Problem description: Set down, without alteration, the lines from the one that contains "Read this page and output its text content." through the final line of the material below.
-*-
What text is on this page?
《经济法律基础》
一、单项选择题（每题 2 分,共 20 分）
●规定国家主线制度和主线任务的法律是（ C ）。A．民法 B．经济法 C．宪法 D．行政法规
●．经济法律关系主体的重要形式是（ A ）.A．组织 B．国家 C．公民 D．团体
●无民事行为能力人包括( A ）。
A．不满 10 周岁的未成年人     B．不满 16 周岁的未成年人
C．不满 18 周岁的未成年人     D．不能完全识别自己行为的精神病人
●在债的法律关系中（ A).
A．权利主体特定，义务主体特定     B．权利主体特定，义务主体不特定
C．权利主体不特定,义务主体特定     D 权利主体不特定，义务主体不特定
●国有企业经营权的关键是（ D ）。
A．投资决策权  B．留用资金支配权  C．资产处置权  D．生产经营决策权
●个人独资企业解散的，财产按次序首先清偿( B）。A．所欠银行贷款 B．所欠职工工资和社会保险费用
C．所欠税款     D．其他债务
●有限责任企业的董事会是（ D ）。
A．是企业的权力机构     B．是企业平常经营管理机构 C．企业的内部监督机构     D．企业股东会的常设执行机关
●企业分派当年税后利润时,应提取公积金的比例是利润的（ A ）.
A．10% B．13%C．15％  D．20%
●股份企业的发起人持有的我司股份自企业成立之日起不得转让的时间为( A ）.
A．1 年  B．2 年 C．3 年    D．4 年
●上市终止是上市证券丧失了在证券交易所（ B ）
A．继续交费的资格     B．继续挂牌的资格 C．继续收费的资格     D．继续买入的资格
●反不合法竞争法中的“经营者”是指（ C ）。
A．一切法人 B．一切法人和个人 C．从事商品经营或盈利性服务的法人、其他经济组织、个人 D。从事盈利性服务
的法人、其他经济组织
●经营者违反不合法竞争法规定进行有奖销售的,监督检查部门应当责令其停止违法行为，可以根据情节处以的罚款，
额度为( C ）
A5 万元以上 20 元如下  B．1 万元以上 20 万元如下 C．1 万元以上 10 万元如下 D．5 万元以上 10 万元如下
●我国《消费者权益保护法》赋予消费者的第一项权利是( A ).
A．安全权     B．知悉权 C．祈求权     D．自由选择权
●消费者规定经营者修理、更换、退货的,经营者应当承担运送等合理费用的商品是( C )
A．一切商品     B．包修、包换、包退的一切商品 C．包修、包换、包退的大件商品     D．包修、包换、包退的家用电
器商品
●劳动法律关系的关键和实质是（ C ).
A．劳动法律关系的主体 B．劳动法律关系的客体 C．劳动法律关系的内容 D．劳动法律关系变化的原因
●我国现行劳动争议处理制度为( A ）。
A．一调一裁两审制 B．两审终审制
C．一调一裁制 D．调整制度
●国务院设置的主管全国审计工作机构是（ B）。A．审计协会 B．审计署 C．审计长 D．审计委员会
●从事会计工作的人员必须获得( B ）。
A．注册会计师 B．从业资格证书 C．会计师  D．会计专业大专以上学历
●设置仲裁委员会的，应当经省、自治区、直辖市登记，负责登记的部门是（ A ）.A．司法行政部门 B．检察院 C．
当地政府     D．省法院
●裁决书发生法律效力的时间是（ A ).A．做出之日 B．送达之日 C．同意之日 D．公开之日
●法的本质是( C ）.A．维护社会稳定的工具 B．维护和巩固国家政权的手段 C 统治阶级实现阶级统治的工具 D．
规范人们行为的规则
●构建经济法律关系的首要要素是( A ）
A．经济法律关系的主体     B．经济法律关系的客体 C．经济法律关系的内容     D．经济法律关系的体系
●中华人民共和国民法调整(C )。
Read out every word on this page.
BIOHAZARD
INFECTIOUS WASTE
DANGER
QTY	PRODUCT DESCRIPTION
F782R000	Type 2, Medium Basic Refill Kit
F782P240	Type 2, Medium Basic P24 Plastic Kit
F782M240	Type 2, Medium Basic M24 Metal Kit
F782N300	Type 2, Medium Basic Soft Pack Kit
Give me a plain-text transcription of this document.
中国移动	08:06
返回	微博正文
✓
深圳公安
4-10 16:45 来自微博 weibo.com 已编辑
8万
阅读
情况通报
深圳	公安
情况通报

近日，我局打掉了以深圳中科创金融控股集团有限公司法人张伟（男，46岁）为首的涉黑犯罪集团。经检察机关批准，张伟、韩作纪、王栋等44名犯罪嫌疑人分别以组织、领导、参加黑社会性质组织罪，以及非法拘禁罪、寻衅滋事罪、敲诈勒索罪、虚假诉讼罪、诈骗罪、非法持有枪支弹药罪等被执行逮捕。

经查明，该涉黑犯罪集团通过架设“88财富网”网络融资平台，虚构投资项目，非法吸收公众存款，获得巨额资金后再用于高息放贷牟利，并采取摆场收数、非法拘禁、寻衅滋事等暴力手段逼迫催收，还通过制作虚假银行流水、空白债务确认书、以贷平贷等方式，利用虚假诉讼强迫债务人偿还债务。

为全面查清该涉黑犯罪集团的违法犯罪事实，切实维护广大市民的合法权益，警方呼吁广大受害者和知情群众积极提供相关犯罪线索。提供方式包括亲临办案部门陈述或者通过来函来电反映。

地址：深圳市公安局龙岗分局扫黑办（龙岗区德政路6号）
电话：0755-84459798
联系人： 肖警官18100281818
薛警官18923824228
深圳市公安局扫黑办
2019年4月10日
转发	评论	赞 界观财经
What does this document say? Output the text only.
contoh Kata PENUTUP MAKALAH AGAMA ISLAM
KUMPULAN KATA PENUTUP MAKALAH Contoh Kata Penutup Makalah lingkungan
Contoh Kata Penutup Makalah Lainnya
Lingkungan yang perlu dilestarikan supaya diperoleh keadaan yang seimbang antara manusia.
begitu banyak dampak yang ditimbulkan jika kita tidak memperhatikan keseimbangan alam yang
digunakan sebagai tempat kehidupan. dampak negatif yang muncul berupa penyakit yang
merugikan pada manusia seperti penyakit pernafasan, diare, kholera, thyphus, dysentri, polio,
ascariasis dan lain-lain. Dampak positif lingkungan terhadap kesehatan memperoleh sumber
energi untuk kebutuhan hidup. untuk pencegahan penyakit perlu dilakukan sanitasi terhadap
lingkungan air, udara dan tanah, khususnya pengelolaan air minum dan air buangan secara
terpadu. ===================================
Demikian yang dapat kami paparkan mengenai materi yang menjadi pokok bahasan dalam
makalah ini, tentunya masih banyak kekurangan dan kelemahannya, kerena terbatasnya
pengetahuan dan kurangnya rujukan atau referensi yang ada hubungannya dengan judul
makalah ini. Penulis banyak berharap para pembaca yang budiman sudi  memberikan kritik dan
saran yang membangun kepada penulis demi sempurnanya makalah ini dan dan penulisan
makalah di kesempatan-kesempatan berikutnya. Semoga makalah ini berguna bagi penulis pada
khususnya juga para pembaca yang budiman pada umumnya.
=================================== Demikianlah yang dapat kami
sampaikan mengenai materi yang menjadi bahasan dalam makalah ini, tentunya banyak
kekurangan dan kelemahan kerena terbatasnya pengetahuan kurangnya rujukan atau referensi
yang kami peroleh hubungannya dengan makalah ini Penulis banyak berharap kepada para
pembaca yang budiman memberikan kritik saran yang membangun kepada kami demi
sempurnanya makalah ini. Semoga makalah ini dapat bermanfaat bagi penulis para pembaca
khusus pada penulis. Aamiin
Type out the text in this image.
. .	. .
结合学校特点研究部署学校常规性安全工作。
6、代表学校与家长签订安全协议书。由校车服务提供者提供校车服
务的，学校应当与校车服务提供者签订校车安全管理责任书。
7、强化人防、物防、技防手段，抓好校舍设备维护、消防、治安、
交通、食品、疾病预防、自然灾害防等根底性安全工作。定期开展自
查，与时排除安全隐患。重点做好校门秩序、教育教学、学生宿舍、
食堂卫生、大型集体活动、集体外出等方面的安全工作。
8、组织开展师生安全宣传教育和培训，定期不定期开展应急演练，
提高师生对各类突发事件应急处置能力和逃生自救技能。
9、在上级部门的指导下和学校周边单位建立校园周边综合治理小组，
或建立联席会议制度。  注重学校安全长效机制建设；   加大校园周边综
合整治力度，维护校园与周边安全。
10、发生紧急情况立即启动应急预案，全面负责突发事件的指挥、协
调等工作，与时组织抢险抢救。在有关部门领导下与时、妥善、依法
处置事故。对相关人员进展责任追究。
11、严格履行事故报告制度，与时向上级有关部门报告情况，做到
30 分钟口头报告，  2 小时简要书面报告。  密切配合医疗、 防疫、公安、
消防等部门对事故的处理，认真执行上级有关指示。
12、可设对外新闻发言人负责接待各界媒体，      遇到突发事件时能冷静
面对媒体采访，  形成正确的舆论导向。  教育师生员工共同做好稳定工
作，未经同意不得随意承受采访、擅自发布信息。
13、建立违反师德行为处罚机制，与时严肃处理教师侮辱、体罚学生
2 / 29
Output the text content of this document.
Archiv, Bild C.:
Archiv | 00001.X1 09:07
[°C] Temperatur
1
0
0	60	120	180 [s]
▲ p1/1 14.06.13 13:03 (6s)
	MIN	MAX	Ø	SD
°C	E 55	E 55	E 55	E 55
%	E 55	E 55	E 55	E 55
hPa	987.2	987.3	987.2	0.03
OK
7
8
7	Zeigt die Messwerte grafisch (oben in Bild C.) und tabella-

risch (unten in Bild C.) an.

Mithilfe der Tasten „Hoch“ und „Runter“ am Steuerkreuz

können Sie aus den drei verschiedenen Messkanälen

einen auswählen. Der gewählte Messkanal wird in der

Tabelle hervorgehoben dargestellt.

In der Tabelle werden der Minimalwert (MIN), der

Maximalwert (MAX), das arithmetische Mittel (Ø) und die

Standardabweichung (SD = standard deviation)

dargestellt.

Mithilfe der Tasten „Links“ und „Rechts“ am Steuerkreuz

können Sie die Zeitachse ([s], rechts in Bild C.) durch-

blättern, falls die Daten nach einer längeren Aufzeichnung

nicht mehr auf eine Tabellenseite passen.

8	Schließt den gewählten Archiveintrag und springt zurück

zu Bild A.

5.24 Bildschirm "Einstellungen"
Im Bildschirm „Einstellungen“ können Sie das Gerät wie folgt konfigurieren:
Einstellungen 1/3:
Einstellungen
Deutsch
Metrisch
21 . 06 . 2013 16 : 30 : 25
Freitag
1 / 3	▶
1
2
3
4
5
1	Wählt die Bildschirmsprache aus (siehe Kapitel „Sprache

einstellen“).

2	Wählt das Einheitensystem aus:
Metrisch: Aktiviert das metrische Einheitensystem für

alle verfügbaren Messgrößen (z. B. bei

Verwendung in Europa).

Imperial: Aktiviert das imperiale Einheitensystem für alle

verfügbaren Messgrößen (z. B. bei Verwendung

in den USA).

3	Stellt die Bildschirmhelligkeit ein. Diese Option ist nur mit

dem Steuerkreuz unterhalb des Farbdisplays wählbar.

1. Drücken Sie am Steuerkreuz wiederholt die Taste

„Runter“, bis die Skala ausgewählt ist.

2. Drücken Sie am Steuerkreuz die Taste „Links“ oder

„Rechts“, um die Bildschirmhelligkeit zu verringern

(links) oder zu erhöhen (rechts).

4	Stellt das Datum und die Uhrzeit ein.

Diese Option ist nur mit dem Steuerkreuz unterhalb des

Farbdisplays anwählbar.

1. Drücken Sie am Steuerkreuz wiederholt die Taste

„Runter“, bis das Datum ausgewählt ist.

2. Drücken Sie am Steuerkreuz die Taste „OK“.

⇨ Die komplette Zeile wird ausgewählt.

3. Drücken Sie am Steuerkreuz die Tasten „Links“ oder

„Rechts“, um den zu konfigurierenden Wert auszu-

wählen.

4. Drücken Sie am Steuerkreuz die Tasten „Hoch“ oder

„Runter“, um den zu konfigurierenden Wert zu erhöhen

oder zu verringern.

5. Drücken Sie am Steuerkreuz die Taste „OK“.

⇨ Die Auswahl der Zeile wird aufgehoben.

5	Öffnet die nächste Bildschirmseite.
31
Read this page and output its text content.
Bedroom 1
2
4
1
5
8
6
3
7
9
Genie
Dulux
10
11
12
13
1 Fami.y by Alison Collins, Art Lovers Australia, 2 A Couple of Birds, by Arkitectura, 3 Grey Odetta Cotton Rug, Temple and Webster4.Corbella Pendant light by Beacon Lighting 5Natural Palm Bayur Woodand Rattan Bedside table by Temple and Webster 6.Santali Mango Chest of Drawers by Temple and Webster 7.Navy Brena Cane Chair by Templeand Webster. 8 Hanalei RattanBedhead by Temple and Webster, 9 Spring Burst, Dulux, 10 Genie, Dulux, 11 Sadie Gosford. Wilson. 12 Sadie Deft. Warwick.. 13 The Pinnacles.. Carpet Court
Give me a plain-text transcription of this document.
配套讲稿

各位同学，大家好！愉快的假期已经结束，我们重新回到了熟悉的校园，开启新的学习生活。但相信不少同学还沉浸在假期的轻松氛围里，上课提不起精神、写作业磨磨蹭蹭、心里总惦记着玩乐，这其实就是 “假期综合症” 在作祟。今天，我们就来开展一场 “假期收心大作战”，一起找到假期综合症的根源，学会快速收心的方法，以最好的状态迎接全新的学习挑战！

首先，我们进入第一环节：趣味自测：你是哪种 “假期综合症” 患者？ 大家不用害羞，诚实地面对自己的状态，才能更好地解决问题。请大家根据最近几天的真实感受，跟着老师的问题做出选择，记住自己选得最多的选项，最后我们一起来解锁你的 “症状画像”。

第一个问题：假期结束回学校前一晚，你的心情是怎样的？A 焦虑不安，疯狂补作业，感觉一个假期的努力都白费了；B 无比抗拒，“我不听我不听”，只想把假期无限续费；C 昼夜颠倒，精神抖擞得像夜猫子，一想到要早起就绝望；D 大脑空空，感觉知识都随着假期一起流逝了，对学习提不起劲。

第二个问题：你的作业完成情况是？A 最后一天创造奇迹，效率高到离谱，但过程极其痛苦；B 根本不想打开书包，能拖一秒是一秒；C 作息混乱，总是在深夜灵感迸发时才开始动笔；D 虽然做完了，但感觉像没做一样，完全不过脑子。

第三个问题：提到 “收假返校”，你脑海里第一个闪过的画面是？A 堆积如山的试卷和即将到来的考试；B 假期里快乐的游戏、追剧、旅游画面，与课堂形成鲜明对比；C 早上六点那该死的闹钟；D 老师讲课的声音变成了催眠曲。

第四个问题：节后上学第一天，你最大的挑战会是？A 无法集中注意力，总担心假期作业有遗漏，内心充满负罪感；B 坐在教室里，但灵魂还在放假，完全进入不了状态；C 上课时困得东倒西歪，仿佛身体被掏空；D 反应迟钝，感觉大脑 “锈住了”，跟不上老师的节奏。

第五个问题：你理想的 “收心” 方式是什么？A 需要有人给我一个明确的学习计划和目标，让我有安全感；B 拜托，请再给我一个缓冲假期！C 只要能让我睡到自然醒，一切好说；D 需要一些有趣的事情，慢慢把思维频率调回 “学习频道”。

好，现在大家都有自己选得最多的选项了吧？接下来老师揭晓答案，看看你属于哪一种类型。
-*-
Solution to this task:
Read this page and output its text content.
Bedroom 1
2
4
1
5
8
6
3
7
9
Genie
Dulux
10
11
12
13
1 Fami.y by Alison Collins, Art Lovers Australia, 2 A Couple of Birds, by Arkitectura, 3 Grey Odetta Cotton Rug, Temple and Webster4.Corbella Pendant light by Beacon Lighting 5Natural Palm Bayur Woodand Rattan Bedside table by Temple and Webster 6.Santali Mango Chest of Drawers by Temple and Webster 7.Navy Brena Cane Chair by Templeand Webster. 8 Hanalei RattanBedhead by Temple and Webster, 9 Spring Burst, Dulux, 10 Genie, Dulux, 11 Sadie Gosford. Wilson. 12 Sadie Deft. Warwick.. 13 The Pinnacles.. Carpet Court
Give me a plain-text transcription of this document.
配套讲稿

各位同学，大家好！愉快的假期已经结束，我们重新回到了熟悉的校园，开启新的学习生活。但相信不少同学还沉浸在假期的轻松氛围里，上课提不起精神、写作业磨磨蹭蹭、心里总惦记着玩乐，这其实就是 “假期综合症” 在作祟。今天，我们就来开展一场 “假期收心大作战”，一起找到假期综合症的根源，学会快速收心的方法，以最好的状态迎接全新的学习挑战！

首先，我们进入第一环节：趣味自测：你是哪种 “假期综合症” 患者？ 大家不用害羞，诚实地面对自己的状态，才能更好地解决问题。请大家根据最近几天的真实感受，跟着老师的问题做出选择，记住自己选得最多的选项，最后我们一起来解锁你的 “症状画像”。

第一个问题：假期结束回学校前一晚，你的心情是怎样的？A 焦虑不安，疯狂补作业，感觉一个假期的努力都白费了；B 无比抗拒，“我不听我不听”，只想把假期无限续费；C 昼夜颠倒，精神抖擞得像夜猫子，一想到要早起就绝望；D 大脑空空，感觉知识都随着假期一起流逝了，对学习提不起劲。

第二个问题：你的作业完成情况是？A 最后一天创造奇迹，效率高到离谱，但过程极其痛苦；B 根本不想打开书包，能拖一秒是一秒；C 作息混乱，总是在深夜灵感迸发时才开始动笔；D 虽然做完了，但感觉像没做一样，完全不过脑子。

第三个问题：提到 “收假返校”，你脑海里第一个闪过的画面是？A 堆积如山的试卷和即将到来的考试；B 假期里快乐的游戏、追剧、旅游画面，与课堂形成鲜明对比；C 早上六点那该死的闹钟；D 老师讲课的声音变成了催眠曲。

第四个问题：节后上学第一天，你最大的挑战会是？A 无法集中注意力，总担心假期作业有遗漏，内心充满负罪感；B 坐在教室里，但灵魂还在放假，完全进入不了状态；C 上课时困得东倒西歪，仿佛身体被掏空；D 反应迟钝，感觉大脑 “锈住了”，跟不上老师的节奏。

第五个问题：你理想的 “收心” 方式是什么？A 需要有人给我一个明确的学习计划和目标，让我有安全感；B 拜托，请再给我一个缓冲假期！C 只要能让我睡到自然醒，一切好说；D 需要一些有趣的事情，慢慢把思维频率调回 “学习频道”。

好，现在大家都有自己选得最多的选项了吧？接下来老师揭晓答案，看看你属于哪一种类型。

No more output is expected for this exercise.